→ **Goal**: Copy all lines that contain the word "door".

□ □ □ □ □ □ □

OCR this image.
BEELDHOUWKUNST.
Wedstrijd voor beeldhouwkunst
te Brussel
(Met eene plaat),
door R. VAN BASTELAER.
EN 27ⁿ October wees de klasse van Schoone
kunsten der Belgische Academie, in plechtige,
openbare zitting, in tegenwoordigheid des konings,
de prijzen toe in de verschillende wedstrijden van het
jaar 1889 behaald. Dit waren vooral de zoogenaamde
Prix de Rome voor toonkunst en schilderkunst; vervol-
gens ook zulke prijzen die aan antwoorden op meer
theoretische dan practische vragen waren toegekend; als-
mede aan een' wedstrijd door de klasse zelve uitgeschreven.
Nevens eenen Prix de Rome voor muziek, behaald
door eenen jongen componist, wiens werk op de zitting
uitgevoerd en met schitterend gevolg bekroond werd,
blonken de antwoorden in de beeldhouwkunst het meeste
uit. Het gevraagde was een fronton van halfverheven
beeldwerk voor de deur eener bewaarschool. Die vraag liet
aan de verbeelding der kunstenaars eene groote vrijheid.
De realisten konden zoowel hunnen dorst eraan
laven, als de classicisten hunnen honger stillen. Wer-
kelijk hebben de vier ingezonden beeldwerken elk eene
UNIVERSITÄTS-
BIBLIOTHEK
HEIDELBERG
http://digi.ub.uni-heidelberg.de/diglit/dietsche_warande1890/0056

□ □ □ □ □ □ □

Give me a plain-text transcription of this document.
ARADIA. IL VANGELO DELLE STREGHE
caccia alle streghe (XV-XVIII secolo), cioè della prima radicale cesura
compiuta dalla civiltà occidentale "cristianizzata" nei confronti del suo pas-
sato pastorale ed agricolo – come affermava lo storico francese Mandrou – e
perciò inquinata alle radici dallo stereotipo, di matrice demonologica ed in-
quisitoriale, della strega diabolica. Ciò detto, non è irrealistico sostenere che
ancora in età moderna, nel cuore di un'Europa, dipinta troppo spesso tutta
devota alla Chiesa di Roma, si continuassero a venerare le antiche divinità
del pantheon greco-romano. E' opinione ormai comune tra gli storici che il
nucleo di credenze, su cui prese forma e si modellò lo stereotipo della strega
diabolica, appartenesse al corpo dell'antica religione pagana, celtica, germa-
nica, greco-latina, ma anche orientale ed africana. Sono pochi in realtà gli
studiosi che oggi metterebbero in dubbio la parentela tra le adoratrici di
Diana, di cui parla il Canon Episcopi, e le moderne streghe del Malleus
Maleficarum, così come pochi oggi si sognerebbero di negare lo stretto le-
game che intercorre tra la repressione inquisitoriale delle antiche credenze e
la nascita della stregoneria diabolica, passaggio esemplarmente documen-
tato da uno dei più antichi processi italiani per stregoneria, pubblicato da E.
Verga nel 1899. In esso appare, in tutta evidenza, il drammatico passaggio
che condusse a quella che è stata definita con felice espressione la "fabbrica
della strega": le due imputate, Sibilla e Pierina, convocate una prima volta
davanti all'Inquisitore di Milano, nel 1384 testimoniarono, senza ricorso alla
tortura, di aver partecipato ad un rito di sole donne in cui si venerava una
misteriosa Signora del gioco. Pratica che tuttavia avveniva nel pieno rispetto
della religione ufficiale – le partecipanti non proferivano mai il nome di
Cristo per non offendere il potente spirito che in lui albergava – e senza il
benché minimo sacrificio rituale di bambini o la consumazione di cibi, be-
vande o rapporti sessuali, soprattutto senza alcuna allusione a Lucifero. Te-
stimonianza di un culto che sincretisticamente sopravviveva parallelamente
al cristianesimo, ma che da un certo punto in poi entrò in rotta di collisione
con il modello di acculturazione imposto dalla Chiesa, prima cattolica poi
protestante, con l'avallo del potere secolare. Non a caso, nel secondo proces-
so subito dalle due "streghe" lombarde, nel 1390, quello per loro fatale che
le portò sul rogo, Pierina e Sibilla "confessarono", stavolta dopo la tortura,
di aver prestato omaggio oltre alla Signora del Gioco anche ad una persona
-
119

□ □ □ □ □ □ □

→ **Result for this task**:
door R. VAN BASTELAER.
mede aan een' wedstrijd door de klasse zelve uitgeschreven.
door eenen jongen componist, wiens werk op de zitting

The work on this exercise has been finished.